Task data:

● ● ●

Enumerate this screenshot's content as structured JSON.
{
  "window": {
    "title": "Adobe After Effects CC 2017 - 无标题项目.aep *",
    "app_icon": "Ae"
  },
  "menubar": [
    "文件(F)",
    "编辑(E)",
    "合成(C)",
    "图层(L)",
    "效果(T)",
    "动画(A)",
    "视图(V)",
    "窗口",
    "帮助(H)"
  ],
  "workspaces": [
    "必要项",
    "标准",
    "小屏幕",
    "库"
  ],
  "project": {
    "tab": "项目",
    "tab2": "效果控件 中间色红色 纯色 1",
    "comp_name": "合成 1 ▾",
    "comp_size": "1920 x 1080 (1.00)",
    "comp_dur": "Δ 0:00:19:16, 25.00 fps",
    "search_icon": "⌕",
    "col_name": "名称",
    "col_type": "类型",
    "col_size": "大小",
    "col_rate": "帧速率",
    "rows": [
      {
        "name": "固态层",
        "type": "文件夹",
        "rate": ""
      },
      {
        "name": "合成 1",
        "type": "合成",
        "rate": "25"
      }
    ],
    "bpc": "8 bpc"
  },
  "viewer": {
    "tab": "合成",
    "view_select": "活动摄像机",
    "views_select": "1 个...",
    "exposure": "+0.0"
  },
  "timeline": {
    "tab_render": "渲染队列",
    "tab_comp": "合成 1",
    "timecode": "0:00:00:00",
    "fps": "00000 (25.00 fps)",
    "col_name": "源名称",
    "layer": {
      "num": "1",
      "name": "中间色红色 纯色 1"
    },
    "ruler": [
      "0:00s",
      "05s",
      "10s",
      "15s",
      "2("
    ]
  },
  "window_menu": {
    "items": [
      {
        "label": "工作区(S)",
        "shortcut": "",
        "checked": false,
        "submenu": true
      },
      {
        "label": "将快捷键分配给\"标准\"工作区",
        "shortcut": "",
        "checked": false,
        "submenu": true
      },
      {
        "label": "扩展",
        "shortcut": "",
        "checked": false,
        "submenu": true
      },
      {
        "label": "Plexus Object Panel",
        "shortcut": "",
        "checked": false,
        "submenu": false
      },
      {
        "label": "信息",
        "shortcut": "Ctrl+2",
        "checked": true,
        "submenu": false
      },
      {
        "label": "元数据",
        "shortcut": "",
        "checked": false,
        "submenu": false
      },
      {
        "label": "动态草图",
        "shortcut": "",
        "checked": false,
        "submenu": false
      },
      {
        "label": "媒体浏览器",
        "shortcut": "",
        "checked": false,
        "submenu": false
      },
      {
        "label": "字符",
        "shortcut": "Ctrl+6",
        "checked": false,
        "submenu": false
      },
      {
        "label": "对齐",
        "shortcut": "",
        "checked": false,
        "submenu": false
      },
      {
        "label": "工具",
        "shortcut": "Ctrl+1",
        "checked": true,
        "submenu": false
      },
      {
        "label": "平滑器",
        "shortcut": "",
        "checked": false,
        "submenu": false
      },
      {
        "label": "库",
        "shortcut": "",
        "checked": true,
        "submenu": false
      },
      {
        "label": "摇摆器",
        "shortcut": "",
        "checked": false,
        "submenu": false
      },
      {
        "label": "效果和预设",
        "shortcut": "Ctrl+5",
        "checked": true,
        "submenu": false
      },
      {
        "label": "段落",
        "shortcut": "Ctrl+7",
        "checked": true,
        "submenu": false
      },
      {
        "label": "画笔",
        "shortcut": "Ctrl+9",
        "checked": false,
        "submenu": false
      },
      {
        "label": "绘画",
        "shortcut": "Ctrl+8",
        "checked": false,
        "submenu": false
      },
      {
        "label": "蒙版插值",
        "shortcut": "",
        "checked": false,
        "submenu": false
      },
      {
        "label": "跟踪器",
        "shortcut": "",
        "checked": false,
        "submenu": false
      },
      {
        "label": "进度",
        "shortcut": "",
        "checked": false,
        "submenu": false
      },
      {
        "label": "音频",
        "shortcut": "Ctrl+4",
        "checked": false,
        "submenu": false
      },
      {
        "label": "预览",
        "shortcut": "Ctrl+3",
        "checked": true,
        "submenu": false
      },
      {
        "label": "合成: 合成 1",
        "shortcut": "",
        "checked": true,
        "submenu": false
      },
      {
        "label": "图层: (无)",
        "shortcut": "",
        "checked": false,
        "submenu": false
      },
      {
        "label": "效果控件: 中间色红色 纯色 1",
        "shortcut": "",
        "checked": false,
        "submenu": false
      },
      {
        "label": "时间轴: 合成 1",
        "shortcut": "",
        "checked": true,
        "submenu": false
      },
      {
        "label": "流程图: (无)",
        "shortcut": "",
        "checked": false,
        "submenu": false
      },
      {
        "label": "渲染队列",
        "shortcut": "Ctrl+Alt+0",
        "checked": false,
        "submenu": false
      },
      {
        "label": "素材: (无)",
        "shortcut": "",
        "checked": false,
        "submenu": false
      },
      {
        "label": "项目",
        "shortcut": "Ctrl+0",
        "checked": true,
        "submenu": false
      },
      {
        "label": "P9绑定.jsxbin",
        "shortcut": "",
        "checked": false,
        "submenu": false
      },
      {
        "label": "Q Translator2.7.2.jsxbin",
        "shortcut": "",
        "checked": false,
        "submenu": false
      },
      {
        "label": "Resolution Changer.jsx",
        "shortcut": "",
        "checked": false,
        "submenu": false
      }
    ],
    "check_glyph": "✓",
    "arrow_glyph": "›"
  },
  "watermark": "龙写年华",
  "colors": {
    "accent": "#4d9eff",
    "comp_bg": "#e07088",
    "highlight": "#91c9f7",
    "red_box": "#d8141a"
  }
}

● ● ●

Description of the task:
Please repeat the listing exactly, with nothing left out.

In response:
Enumerate this screenshot's content as structured JSON.
{
  "window": {
    "title": "Adobe After Effects CC 2017 - 无标题项目.aep *",
    "app_icon": "Ae"
  },
  "menubar": [
    "文件(F)",
    "编辑(E)",
    "合成(C)",
    "图层(L)",
    "效果(T)",
    "动画(A)",
    "视图(V)",
    "窗口",
    "帮助(H)"
  ],
  "workspaces": [
    "必要项",
    "标准",
    "小屏幕",
    "库"
  ],
  "project": {
    "tab": "项目",
    "tab2": "效果控件 中间色红色 纯色 1",
    "comp_name": "合成 1 ▾",
    "comp_size": "1920 x 1080 (1.00)",
    "comp_dur": "Δ 0:00:19:16, 25.00 fps",
    "search_icon": "⌕",
    "col_name": "名称",
    "col_type": "类型",
    "col_size": "大小",
    "col_rate": "帧速率",
    "rows": [
      {
        "name": "固态层",
        "type": "文件夹",
        "rate": ""
      },
      {
        "name": "合成 1",
        "type": "合成",
        "rate": "25"
      }
    ],
    "bpc": "8 bpc"
  },
  "viewer": {
    "tab": "合成",
    "view_select": "活动摄像机",
    "views_select": "1 个...",
    "exposure": "+0.0"
  },
  "timeline": {
    "tab_render": "渲染队列",
    "tab_comp": "合成 1",
    "timecode": "0:00:00:00",
    "fps": "00000 (25.00 fps)",
    "col_name": "源名称",
    "layer": {
      "num": "1",
      "name": "中间色红色 纯色 1"
    },
    "ruler": [
      "0:00s",
      "05s",
      "10s",
      "15s",
      "2("
    ]
  },
  "window_menu": {
    "items": [
      {
        "label": "工作区(S)",
        "shortcut": "",
        "checked": false,
        "submenu": true
      },
      {
        "label": "将快捷键分配给\"标准\"工作区",
        "shortcut": "",
        "checked": false,
        "submenu": true
      },
      {
        "label": "扩展",
        "shortcut": "",
        "checked": false,
        "submenu": true
      },
      {
        "label": "Plexus Object Panel",
        "shortcut": "",
        "checked": false,
        "submenu": false
      },
      {
        "label": "信息",
        "shortcut": "Ctrl+2",
        "checked": true,
        "submenu": false
      },
      {
        "label": "元数据",
        "shortcut": "",
        "checked": false,
        "submenu": false
      },
      {
        "label": "动态草图",
        "shortcut": "",
        "checked": false,
        "submenu": false
      },
      {
        "label": "媒体浏览器",
        "shortcut": "",
        "checked": false,
        "submenu": false
      },
      {
        "label": "字符",
        "shortcut": "Ctrl+6",
        "checked": false,
        "submenu": false
      },
      {
        "label": "对齐",
        "shortcut": "",
        "checked": false,
        "submenu": false
      },
      {
        "label": "工具",
        "shortcut": "Ctrl+1",
        "checked": true,
        "submenu": false
      },
      {
        "label": "平滑器",
        "shortcut": "",
        "checked": false,
        "submenu": false
      },
      {
        "label": "库",
        "shortcut": "",
        "checked": true,
        "submenu": false
      },
      {
        "label": "摇摆器",
        "shortcut": "",
        "checked": false,
        "submenu": false
      },
      {
        "label": "效果和预设",
        "shortcut": "Ctrl+5",
        "checked": true,
        "submenu": false
      },
      {
        "label": "段落",
        "shortcut": "Ctrl+7",
        "checked": true,
        "submenu": false
      },
      {
        "label": "画笔",
        "shortcut": "Ctrl+9",
        "checked": false,
        "submenu": false
      },
      {
        "label": "绘画",
        "shortcut": "Ctrl+8",
        "checked": false,
        "submenu": false
      },
      {
        "label": "蒙版插值",
        "shortcut": "",
        "checked": false,
        "submenu": false
      },
      {
        "label": "跟踪器",
        "shortcut": "",
        "checked": false,
        "submenu": false
      },
      {
        "label": "进度",
        "shortcut": "",
        "checked": false,
        "submenu": false
      },
      {
        "label": "音频",
        "shortcut": "Ctrl+4",
        "checked": false,
        "submenu": false
      },
      {
        "label": "预览",
        "shortcut": "Ctrl+3",
        "checked": true,
        "submenu": false
      },
      {
        "label": "合成: 合成 1",
        "shortcut": "",
        "checked": true,
        "submenu": false
      },
      {
        "label": "图层: (无)",
        "shortcut": "",
        "checked": false,
        "submenu": false
      },
      {
        "label": "效果控件: 中间色红色 纯色 1",
        "shortcut": "",
        "checked": false,
        "submenu": false
      },
      {
        "label": "时间轴: 合成 1",
        "shortcut": "",
        "checked": true,
        "submenu": false
      },
      {
        "label": "流程图: (无)",
        "shortcut": "",
        "checked": false,
        "submenu": false
      },
      {
        "label": "渲染队列",
        "shortcut": "Ctrl+Alt+0",
        "checked": false,
        "submenu": false
      },
      {
        "label": "素材: (无)",
        "shortcut": "",
        "checked": false,
        "submenu": false
      },
      {
        "label": "项目",
        "shortcut": "Ctrl+0",
        "checked": true,
        "submenu": false
      },
      {
        "label": "P9绑定.jsxbin",
        "shortcut": "",
        "checked": false,
        "submenu": false
      },
      {
        "label": "Q Translator2.7.2.jsxbin",
        "shortcut": "",
        "checked": false,
        "submenu": false
      },
      {
        "label": "Resolution Changer.jsx",
        "shortcut": "",
        "checked": false,
        "submenu": false
      }
    ],
    "check_glyph": "✓",
    "arrow_glyph": "›"
  },
  "watermark": "龙写年华",
  "colors": {
    "accent": "#4d9eff",
    "comp_bg": "#e07088",
    "highlight": "#91c9f7",
    "red_box": "#d8141a"
  }
}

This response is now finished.